begin

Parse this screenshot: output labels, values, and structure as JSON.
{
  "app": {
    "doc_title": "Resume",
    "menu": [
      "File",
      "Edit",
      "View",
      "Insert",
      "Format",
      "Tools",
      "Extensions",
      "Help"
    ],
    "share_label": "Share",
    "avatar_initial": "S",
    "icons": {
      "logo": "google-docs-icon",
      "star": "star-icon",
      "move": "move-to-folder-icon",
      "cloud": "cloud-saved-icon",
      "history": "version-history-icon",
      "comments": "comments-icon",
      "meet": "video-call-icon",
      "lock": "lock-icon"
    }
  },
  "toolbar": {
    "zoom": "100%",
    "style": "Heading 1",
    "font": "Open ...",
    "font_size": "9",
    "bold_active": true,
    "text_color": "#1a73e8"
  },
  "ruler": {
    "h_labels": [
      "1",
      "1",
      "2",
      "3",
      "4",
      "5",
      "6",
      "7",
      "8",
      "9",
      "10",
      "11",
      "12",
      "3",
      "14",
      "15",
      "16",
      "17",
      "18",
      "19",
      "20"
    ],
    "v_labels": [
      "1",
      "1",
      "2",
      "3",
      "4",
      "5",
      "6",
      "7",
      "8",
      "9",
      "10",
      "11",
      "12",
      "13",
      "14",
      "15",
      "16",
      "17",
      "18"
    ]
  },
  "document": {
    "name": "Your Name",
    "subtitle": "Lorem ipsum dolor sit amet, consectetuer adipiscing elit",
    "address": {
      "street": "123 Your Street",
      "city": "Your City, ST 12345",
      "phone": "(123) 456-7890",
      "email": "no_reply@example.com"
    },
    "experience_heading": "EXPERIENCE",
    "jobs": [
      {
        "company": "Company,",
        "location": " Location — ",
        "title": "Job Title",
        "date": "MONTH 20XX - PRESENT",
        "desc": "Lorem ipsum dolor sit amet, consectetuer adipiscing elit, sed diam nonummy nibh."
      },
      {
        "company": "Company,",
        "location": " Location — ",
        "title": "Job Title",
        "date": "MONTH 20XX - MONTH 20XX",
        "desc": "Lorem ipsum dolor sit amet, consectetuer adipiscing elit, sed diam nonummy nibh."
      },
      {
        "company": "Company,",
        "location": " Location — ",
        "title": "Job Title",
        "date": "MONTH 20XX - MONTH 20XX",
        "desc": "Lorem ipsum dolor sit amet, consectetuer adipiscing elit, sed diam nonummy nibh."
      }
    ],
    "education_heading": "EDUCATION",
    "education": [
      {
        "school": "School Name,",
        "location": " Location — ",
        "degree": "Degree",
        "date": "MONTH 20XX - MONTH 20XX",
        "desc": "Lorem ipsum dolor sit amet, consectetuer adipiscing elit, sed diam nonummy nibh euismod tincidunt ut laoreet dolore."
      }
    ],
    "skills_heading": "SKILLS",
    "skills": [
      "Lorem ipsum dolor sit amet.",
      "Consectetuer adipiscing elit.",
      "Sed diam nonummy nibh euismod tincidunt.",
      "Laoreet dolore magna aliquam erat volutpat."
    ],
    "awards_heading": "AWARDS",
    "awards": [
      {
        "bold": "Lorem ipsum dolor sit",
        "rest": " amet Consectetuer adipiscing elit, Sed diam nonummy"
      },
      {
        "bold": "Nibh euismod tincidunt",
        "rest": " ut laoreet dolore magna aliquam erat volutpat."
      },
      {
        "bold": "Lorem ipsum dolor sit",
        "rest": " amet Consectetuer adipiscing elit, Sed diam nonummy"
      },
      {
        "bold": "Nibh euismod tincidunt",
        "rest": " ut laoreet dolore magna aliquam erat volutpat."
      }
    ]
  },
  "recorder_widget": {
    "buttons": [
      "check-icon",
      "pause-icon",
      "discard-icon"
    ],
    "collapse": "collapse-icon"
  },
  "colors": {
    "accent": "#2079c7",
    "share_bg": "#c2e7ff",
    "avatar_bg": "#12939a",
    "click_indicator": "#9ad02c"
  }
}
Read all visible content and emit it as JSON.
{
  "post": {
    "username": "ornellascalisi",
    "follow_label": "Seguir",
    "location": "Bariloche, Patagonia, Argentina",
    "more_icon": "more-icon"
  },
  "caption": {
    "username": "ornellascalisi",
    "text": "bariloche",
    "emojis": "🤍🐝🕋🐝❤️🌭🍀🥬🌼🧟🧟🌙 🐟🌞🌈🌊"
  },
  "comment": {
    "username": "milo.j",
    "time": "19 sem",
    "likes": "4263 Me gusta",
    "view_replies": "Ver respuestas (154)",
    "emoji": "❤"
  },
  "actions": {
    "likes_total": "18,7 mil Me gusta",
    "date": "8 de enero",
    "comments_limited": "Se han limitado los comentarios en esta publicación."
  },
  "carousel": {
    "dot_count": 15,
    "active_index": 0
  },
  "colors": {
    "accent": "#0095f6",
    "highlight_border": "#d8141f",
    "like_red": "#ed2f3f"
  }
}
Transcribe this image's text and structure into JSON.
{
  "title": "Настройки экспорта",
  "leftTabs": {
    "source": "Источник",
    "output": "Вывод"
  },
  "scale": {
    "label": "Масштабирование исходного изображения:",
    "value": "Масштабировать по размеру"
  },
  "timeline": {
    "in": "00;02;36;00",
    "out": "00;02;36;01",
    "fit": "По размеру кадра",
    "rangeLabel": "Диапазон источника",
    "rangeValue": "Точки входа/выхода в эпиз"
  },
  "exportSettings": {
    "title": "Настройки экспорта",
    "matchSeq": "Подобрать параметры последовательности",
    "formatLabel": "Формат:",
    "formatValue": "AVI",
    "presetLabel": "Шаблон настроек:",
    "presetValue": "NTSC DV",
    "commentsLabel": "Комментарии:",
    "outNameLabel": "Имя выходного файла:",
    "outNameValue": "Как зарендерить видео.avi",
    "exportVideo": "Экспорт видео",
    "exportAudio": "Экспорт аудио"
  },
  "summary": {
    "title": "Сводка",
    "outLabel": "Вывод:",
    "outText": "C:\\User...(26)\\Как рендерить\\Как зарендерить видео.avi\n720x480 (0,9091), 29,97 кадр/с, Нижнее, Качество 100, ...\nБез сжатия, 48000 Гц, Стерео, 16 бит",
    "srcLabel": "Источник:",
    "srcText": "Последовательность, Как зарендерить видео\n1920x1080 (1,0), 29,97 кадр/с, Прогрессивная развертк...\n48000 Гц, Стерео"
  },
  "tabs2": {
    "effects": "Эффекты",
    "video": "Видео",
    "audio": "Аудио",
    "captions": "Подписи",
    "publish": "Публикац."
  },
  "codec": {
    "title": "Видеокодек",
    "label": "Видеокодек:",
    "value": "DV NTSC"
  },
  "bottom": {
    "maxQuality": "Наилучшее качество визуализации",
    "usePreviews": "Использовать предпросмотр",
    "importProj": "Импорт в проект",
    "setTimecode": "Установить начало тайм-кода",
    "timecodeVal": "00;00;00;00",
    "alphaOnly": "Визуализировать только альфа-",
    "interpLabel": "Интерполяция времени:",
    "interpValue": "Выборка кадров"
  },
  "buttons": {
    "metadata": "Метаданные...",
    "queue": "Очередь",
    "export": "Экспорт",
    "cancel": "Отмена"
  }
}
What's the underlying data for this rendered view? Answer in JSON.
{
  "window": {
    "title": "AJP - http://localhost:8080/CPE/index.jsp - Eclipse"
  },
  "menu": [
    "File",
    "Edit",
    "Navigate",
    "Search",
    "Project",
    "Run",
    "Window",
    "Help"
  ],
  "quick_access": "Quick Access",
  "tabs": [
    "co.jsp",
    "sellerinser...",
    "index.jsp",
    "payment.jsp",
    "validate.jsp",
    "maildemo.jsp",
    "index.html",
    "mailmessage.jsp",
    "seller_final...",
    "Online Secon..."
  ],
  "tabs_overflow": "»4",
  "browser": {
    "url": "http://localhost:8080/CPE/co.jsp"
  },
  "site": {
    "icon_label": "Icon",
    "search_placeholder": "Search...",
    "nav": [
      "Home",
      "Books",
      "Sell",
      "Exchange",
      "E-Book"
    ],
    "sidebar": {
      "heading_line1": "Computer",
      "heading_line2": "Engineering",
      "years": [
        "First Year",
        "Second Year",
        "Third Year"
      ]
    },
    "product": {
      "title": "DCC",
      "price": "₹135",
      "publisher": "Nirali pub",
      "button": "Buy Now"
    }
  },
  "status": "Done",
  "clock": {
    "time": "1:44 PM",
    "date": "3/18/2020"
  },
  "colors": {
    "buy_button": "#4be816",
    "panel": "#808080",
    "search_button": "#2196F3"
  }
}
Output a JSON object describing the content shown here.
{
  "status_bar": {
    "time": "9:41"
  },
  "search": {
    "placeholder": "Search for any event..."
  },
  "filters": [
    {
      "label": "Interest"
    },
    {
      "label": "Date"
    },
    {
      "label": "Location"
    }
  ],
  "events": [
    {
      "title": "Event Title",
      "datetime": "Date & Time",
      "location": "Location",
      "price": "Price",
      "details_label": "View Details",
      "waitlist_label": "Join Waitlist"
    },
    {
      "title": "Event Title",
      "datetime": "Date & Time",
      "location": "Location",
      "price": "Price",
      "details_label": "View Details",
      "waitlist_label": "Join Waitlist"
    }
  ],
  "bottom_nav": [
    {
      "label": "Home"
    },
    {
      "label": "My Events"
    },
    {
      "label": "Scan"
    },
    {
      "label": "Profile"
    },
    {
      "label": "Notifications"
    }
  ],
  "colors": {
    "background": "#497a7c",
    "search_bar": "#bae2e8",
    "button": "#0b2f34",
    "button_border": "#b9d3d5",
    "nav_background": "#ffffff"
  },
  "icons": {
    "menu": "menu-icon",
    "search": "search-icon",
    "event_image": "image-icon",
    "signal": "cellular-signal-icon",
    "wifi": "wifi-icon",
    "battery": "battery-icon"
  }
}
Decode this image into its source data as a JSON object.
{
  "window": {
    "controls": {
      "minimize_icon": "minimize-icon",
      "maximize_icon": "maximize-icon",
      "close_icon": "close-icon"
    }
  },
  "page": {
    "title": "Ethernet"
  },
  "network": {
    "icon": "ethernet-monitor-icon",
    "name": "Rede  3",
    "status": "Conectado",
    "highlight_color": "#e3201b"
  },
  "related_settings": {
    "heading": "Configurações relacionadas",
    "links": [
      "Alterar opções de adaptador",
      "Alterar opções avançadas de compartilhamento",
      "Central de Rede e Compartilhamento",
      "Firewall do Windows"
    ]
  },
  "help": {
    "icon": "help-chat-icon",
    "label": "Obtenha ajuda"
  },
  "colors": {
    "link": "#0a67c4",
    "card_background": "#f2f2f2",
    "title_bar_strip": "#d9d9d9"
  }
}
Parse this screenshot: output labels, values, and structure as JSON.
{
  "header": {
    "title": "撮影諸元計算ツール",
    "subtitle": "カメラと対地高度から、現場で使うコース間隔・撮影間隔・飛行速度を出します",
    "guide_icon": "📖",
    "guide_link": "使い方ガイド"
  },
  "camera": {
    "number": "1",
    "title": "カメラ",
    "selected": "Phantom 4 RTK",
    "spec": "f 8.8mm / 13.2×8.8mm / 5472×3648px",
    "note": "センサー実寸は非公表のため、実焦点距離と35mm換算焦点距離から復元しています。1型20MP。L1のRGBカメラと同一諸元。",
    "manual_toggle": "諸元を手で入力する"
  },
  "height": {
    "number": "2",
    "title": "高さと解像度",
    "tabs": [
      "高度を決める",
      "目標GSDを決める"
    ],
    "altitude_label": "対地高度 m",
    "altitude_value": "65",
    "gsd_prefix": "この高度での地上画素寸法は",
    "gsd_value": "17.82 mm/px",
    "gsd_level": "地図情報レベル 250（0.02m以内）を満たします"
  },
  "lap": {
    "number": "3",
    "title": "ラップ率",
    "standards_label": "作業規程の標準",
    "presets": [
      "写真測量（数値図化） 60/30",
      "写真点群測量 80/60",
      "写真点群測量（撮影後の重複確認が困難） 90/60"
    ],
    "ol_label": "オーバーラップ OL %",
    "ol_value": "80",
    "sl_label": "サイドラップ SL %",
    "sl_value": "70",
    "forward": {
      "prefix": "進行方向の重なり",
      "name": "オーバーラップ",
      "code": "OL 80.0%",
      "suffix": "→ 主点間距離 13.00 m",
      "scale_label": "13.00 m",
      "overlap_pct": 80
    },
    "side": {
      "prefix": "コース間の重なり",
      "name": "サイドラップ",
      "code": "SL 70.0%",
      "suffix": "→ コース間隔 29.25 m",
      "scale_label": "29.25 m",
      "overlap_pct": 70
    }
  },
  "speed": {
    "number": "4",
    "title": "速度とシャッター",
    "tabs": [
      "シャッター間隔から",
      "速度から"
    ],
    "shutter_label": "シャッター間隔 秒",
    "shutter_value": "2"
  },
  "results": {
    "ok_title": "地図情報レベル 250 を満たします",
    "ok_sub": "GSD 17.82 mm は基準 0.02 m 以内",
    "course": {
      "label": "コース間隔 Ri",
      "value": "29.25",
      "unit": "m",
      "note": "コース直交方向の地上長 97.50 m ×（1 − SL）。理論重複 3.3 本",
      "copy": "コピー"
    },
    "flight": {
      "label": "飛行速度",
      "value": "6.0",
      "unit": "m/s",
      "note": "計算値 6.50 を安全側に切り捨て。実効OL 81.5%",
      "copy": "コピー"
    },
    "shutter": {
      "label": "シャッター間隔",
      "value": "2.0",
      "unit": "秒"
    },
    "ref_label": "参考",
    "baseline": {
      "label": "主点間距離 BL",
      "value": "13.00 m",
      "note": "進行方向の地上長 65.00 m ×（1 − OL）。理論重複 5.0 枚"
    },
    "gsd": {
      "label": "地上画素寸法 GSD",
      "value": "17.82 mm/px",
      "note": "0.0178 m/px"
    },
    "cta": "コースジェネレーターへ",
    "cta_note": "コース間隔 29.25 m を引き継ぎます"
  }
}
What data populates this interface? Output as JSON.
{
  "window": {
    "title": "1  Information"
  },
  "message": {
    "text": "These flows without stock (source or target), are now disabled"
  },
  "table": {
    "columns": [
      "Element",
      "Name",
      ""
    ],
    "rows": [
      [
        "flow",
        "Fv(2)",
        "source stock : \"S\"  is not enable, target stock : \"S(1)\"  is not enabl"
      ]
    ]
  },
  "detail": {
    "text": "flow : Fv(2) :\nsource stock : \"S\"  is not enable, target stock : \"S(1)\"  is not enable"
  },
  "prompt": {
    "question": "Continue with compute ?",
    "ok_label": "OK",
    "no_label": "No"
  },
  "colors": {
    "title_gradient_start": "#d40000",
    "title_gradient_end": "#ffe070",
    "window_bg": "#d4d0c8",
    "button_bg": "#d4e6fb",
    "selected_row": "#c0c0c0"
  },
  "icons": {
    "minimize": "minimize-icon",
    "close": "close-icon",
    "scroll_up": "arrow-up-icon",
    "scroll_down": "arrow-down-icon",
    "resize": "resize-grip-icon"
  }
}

end

## Task instructions
Go through the entries above and pull out each line with "http" in it.

## Finished exercise
    "title": "AJP - http://localhost:8080/CPE/index.jsp - Eclipse"
    "url": "http://localhost:8080/CPE/co.jsp"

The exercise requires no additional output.